DIRECTIONS —
Copy out the data below verbatim.

STORED ROWS —

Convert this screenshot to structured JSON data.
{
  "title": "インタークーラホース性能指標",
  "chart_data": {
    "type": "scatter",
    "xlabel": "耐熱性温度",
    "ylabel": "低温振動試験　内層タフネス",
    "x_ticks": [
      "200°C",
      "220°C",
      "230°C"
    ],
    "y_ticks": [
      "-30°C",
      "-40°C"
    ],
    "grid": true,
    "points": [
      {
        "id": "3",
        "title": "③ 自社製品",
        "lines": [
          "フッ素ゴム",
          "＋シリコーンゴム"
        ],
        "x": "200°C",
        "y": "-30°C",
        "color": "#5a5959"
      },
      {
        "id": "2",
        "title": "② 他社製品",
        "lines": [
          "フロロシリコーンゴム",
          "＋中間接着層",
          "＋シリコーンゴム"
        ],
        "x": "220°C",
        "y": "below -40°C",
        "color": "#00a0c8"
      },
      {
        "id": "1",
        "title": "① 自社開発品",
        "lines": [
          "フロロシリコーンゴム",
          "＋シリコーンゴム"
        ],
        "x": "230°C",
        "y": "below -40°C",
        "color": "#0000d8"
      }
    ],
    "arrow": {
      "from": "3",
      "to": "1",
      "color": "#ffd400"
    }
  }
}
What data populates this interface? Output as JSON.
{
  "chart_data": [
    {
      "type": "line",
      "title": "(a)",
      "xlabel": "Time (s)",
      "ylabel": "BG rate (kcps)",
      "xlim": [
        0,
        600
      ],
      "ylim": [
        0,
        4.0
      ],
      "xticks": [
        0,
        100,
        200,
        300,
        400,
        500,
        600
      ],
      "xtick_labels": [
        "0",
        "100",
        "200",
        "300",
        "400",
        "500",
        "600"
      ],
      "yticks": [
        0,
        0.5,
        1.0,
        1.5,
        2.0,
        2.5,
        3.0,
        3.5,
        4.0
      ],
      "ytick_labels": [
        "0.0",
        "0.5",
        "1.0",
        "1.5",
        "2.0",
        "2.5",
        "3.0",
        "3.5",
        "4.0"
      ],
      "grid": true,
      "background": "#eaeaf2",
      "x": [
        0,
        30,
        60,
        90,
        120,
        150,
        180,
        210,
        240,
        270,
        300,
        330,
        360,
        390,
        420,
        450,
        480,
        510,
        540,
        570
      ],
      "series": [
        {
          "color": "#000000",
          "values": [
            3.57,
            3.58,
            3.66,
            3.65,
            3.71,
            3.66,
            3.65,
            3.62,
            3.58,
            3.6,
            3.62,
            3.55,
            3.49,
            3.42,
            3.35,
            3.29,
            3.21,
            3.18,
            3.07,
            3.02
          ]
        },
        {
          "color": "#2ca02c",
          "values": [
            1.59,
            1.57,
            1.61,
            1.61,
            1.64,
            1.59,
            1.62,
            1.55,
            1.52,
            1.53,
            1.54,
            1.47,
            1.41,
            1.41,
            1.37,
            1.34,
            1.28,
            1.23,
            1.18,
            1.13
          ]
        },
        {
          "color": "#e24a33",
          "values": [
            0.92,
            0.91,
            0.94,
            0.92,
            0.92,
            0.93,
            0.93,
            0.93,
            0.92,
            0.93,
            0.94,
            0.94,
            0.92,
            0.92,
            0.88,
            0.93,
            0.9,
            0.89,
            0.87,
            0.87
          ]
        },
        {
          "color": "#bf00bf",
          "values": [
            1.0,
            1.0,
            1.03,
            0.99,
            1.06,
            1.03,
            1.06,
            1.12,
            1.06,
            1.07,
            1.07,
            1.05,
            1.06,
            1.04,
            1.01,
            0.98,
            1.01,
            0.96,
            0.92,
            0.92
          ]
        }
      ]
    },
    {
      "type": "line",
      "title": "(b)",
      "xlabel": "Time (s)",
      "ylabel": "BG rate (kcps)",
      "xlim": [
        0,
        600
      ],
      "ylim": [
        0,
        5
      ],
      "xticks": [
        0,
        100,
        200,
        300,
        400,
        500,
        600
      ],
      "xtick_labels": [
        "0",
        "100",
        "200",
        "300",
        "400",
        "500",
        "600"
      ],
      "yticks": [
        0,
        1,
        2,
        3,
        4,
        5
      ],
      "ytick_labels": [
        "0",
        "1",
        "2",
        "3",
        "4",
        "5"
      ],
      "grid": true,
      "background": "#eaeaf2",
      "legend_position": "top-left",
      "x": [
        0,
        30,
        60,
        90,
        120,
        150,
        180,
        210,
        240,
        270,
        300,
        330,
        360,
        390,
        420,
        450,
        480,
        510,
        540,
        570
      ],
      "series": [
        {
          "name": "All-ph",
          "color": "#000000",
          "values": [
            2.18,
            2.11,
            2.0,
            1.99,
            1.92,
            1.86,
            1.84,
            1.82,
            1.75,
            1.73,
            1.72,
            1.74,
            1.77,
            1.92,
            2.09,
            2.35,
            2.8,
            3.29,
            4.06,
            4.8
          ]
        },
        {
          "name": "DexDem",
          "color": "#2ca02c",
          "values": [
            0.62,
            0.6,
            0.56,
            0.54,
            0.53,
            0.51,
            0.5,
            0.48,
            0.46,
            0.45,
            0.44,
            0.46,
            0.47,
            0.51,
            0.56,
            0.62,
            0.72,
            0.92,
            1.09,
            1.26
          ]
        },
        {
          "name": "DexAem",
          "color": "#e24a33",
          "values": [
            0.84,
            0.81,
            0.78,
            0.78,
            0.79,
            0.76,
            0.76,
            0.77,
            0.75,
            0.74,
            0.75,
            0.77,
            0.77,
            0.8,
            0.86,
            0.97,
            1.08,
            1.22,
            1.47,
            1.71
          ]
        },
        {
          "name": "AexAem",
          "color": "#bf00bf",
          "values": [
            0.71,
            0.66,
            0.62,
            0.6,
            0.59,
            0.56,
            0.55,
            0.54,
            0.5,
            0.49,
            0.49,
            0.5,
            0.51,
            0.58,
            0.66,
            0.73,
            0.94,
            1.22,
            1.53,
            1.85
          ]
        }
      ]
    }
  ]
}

ANSWER TO THE PROBLEM —
Convert this screenshot to structured JSON data.
{
  "title": "インタークーラホース性能指標",
  "chart_data": {
    "type": "scatter",
    "xlabel": "耐熱性温度",
    "ylabel": "低温振動試験　内層タフネス",
    "x_ticks": [
      "200°C",
      "220°C",
      "230°C"
    ],
    "y_ticks": [
      "-30°C",
      "-40°C"
    ],
    "grid": true,
    "points": [
      {
        "id": "3",
        "title": "③ 自社製品",
        "lines": [
          "フッ素ゴム",
          "＋シリコーンゴム"
        ],
        "x": "200°C",
        "y": "-30°C",
        "color": "#5a5959"
      },
      {
        "id": "2",
        "title": "② 他社製品",
        "lines": [
          "フロロシリコーンゴム",
          "＋中間接着層",
          "＋シリコーンゴム"
        ],
        "x": "220°C",
        "y": "below -40°C",
        "color": "#00a0c8"
      },
      {
        "id": "1",
        "title": "① 自社開発品",
        "lines": [
          "フロロシリコーンゴム",
          "＋シリコーンゴム"
        ],
        "x": "230°C",
        "y": "below -40°C",
        "color": "#0000d8"
      }
    ],
    "arrow": {
      "from": "3",
      "to": "1",
      "color": "#ffd400"
    }
  }
}
What data populates this interface? Output as JSON.
{
  "chart_data": [
    {
      "type": "line",
      "title": "(a)",
      "xlabel": "Time (s)",
      "ylabel": "BG rate (kcps)",
      "xlim": [
        0,
        600
      ],
      "ylim": [
        0,
        4.0
      ],
      "xticks": [
        0,
        100,
        200,
        300,
        400,
        500,
        600
      ],
      "xtick_labels": [
        "0",
        "100",
        "200",
        "300",
        "400",
        "500",
        "600"
      ],
      "yticks": [
        0,
        0.5,
        1.0,
        1.5,
        2.0,
        2.5,
        3.0,
        3.5,
        4.0
      ],
      "ytick_labels": [
        "0.0",
        "0.5",
        "1.0",
        "1.5",
        "2.0",
        "2.5",
        "3.0",
        "3.5",
        "4.0"
      ],
      "grid": true,
      "background": "#eaeaf2",
      "x": [
        0,
        30,
        60,
        90,
        120,
        150,
        180,
        210,
        240,
        270,
        300,
        330,
        360,
        390,
        420,
        450,
        480,
        510,
        540,
        570
      ],
      "series": [
        {
          "color": "#000000",
          "values": [
            3.57,
            3.58,
            3.66,
            3.65,
            3.71,
            3.66,
            3.65,
            3.62,
            3.58,
            3.6,
            3.62,
            3.55,
            3.49,
            3.42,
            3.35,
            3.29,
            3.21,
            3.18,
            3.07,
            3.02
          ]
        },
        {
          "color": "#2ca02c",
          "values": [
            1.59,
            1.57,
            1.61,
            1.61,
            1.64,
            1.59,
            1.62,
            1.55,
            1.52,
            1.53,
            1.54,
            1.47,
            1.41,
            1.41,
            1.37,
            1.34,
            1.28,
            1.23,
            1.18,
            1.13
          ]
        },
        {
          "color": "#e24a33",
          "values": [
            0.92,
            0.91,
            0.94,
            0.92,
            0.92,
            0.93,
            0.93,
            0.93,
            0.92,
            0.93,
            0.94,
            0.94,
            0.92,
            0.92,
            0.88,
            0.93,
            0.9,
            0.89,
            0.87,
            0.87
          ]
        },
        {
          "color": "#bf00bf",
          "values": [
            1.0,
            1.0,
            1.03,
            0.99,
            1.06,
            1.03,
            1.06,
            1.12,
            1.06,
            1.07,
            1.07,
            1.05,
            1.06,
            1.04,
            1.01,
            0.98,
            1.01,
            0.96,
            0.92,
            0.92
          ]
        }
      ]
    },
    {
      "type": "line",
      "title": "(b)",
      "xlabel": "Time (s)",
      "ylabel": "BG rate (kcps)",
      "xlim": [
        0,
        600
      ],
      "ylim": [
        0,
        5
      ],
      "xticks": [
        0,
        100,
        200,
        300,
        400,
        500,
        600
      ],
      "xtick_labels": [
        "0",
        "100",
        "200",
        "300",
        "400",
        "500",
        "600"
      ],
      "yticks": [
        0,
        1,
        2,
        3,
        4,
        5
      ],
      "ytick_labels": [
        "0",
        "1",
        "2",
        "3",
        "4",
        "5"
      ],
      "grid": true,
      "background": "#eaeaf2",
      "legend_position": "top-left",
      "x": [
        0,
        30,
        60,
        90,
        120,
        150,
        180,
        210,
        240,
        270,
        300,
        330,
        360,
        390,
        420,
        450,
        480,
        510,
        540,
        570
      ],
      "series": [
        {
          "name": "All-ph",
          "color": "#000000",
          "values": [
            2.18,
            2.11,
            2.0,
            1.99,
            1.92,
            1.86,
            1.84,
            1.82,
            1.75,
            1.73,
            1.72,
            1.74,
            1.77,
            1.92,
            2.09,
            2.35,
            2.8,
            3.29,
            4.06,
            4.8
          ]
        },
        {
          "name": "DexDem",
          "color": "#2ca02c",
          "values": [
            0.62,
            0.6,
            0.56,
            0.54,
            0.53,
            0.51,
            0.5,
            0.48,
            0.46,
            0.45,
            0.44,
            0.46,
            0.47,
            0.51,
            0.56,
            0.62,
            0.72,
            0.92,
            1.09,
            1.26
          ]
        },
        {
          "name": "DexAem",
          "color": "#e24a33",
          "values": [
            0.84,
            0.81,
            0.78,
            0.78,
            0.79,
            0.76,
            0.76,
            0.77,
            0.75,
            0.74,
            0.75,
            0.77,
            0.77,
            0.8,
            0.86,
            0.97,
            1.08,
            1.22,
            1.47,
            1.71
          ]
        },
        {
          "name": "AexAem",
          "color": "#bf00bf",
          "values": [
            0.71,
            0.66,
            0.62,
            0.6,
            0.59,
            0.56,
            0.55,
            0.54,
            0.5,
            0.49,
            0.49,
            0.5,
            0.51,
            0.58,
            0.66,
            0.73,
            0.94,
            1.22,
            1.53,
            1.85
          ]
        }
      ]
    }
  ]
}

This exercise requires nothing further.